:: Data to process ::

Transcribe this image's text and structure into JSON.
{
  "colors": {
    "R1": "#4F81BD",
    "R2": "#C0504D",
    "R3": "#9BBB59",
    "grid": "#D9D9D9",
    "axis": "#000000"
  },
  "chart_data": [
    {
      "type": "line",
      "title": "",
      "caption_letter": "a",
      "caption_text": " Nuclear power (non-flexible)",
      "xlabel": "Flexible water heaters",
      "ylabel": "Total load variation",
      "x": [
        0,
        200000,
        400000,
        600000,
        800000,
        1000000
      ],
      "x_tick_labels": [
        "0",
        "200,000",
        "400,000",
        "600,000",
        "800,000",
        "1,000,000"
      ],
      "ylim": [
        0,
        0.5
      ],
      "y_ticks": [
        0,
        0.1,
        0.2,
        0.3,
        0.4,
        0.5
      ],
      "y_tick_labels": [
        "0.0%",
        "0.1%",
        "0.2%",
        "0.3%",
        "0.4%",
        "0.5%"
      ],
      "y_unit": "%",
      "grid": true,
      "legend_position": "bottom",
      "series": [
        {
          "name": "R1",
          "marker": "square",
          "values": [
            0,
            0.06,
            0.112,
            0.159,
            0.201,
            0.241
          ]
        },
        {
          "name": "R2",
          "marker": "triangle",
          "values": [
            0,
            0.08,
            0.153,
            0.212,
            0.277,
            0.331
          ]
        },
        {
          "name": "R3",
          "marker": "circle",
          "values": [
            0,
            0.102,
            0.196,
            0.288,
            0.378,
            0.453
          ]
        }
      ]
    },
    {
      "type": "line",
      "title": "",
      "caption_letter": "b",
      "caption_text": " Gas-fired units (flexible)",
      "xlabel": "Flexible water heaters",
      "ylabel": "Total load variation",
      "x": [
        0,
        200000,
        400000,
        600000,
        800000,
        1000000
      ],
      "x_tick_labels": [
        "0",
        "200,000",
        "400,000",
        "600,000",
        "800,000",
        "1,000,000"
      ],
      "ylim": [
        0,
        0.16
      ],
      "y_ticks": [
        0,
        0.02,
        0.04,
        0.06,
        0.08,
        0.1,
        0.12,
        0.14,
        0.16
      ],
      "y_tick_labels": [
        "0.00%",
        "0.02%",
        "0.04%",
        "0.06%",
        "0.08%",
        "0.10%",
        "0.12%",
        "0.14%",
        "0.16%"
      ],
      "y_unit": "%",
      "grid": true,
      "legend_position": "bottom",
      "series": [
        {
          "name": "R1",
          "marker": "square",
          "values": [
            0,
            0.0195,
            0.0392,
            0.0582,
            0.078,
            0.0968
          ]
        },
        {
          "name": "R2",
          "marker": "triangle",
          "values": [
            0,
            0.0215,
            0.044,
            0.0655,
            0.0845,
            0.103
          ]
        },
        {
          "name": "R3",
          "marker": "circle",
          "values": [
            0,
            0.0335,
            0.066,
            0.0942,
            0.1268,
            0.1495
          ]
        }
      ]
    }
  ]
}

:::

» **Exercise details**: Write out the entries in full, exactly as given.

» **Task answer**:
Transcribe this image's text and structure into JSON.
{
  "colors": {
    "R1": "#4F81BD",
    "R2": "#C0504D",
    "R3": "#9BBB59",
    "grid": "#D9D9D9",
    "axis": "#000000"
  },
  "chart_data": [
    {
      "type": "line",
      "title": "",
      "caption_letter": "a",
      "caption_text": " Nuclear power (non-flexible)",
      "xlabel": "Flexible water heaters",
      "ylabel": "Total load variation",
      "x": [
        0,
        200000,
        400000,
        600000,
        800000,
        1000000
      ],
      "x_tick_labels": [
        "0",
        "200,000",
        "400,000",
        "600,000",
        "800,000",
        "1,000,000"
      ],
      "ylim": [
        0,
        0.5
      ],
      "y_ticks": [
        0,
        0.1,
        0.2,
        0.3,
        0.4,
        0.5
      ],
      "y_tick_labels": [
        "0.0%",
        "0.1%",
        "0.2%",
        "0.3%",
        "0.4%",
        "0.5%"
      ],
      "y_unit": "%",
      "grid": true,
      "legend_position": "bottom",
      "series": [
        {
          "name": "R1",
          "marker": "square",
          "values": [
            0,
            0.06,
            0.112,
            0.159,
            0.201,
            0.241
          ]
        },
        {
          "name": "R2",
          "marker": "triangle",
          "values": [
            0,
            0.08,
            0.153,
            0.212,
            0.277,
            0.331
          ]
        },
        {
          "name": "R3",
          "marker": "circle",
          "values": [
            0,
            0.102,
            0.196,
            0.288,
            0.378,
            0.453
          ]
        }
      ]
    },
    {
      "type": "line",
      "title": "",
      "caption_letter": "b",
      "caption_text": " Gas-fired units (flexible)",
      "xlabel": "Flexible water heaters",
      "ylabel": "Total load variation",
      "x": [
        0,
        200000,
        400000,
        600000,
        800000,
        1000000
      ],
      "x_tick_labels": [
        "0",
        "200,000",
        "400,000",
        "600,000",
        "800,000",
        "1,000,000"
      ],
      "ylim": [
        0,
        0.16
      ],
      "y_ticks": [
        0,
        0.02,
        0.04,
        0.06,
        0.08,
        0.1,
        0.12,
        0.14,
        0.16
      ],
      "y_tick_labels": [
        "0.00%",
        "0.02%",
        "0.04%",
        "0.06%",
        "0.08%",
        "0.10%",
        "0.12%",
        "0.14%",
        "0.16%"
      ],
      "y_unit": "%",
      "grid": true,
      "legend_position": "bottom",
      "series": [
        {
          "name": "R1",
          "marker": "square",
          "values": [
            0,
            0.0195,
            0.0392,
            0.0582,
            0.078,
            0.0968
          ]
        },
        {
          "name": "R2",
          "marker": "triangle",
          "values": [
            0,
            0.0215,
            0.044,
            0.0655,
            0.0845,
            0.103
          ]
        },
        {
          "name": "R3",
          "marker": "circle",
          "values": [
            0,
            0.0335,
            0.066,
            0.0942,
            0.1268,
            0.1495
          ]
        }
      ]
    }
  ]
}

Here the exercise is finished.